* **Written exercise**:
Only lines with the word "Root" are needed; collect each of them from the listing below.

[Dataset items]
-=-=-

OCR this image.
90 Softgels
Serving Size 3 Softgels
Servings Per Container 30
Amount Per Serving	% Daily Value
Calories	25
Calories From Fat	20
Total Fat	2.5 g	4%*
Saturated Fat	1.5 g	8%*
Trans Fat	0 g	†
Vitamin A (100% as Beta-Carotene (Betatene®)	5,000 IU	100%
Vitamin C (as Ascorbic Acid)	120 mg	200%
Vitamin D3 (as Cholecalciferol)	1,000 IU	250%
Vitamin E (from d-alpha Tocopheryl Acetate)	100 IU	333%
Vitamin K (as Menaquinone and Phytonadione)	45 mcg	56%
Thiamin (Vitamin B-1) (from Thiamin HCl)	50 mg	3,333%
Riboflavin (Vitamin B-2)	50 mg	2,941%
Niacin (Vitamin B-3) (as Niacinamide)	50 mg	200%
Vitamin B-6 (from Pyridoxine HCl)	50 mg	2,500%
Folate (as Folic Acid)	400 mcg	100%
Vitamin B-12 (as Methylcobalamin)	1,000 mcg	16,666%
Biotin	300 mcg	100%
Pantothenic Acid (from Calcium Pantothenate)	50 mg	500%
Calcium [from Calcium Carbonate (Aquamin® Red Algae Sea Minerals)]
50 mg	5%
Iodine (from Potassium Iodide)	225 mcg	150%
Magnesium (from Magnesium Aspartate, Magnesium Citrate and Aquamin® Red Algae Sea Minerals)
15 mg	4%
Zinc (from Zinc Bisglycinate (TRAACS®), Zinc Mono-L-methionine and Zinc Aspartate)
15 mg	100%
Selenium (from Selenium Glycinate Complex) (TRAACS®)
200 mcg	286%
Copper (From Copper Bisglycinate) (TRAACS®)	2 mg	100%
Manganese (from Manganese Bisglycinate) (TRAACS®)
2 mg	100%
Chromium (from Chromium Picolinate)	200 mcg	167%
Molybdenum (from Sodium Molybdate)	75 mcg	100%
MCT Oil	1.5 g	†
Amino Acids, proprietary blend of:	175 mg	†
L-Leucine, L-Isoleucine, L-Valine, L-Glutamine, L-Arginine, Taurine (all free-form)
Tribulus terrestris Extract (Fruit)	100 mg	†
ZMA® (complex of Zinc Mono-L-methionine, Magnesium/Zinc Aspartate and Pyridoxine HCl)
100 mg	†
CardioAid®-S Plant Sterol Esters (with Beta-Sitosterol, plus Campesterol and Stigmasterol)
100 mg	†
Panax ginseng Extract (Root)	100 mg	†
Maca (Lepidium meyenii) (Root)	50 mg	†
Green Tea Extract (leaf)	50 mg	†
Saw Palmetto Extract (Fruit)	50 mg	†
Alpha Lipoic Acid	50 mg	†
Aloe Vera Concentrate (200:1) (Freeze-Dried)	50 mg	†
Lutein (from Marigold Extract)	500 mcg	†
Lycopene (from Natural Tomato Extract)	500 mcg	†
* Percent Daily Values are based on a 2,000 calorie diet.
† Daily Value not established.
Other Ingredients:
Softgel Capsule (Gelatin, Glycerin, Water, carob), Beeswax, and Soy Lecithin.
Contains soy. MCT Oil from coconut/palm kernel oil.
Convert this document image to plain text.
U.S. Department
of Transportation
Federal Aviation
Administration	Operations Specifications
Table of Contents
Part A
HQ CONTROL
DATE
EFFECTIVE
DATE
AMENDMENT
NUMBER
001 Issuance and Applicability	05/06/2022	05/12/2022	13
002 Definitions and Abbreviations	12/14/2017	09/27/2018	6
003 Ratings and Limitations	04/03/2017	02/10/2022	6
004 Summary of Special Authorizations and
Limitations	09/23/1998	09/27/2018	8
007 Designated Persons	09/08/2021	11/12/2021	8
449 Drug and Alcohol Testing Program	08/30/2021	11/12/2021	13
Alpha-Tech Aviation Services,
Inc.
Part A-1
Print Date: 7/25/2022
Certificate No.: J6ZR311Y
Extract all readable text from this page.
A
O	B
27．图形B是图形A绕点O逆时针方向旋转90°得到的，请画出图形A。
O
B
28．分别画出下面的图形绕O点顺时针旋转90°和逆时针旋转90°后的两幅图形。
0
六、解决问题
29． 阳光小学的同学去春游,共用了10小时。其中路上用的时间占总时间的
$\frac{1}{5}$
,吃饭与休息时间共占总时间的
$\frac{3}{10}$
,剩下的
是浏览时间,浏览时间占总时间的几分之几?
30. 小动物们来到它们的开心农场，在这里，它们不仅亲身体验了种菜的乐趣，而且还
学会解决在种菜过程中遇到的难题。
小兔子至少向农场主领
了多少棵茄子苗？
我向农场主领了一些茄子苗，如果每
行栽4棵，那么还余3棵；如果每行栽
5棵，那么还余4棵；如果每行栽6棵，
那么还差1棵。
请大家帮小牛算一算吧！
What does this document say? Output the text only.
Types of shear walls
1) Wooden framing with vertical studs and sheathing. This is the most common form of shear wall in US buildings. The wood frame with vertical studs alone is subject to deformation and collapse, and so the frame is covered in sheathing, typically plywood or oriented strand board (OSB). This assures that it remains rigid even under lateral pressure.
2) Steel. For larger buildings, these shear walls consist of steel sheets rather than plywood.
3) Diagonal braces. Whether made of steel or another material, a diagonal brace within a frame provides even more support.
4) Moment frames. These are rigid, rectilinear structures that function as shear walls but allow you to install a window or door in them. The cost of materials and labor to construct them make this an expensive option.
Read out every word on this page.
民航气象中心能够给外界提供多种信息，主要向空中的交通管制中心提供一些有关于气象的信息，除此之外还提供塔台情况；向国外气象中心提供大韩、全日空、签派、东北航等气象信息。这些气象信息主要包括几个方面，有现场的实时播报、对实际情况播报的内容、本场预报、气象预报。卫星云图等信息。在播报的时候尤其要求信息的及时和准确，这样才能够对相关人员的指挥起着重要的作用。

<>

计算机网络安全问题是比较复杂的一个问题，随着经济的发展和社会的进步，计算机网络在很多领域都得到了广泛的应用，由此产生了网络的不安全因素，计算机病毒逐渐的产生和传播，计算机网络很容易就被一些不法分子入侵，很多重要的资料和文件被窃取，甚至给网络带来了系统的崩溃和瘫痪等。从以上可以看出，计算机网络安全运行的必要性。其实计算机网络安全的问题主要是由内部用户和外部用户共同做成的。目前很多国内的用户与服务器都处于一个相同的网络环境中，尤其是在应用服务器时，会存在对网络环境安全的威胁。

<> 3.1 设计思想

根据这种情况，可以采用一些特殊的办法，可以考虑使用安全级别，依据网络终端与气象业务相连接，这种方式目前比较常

-=-=-

* **Solution**:
Panax ginseng Extract (Root)	100 mg	†
Maca (Lepidium meyenii) (Root)	50 mg	†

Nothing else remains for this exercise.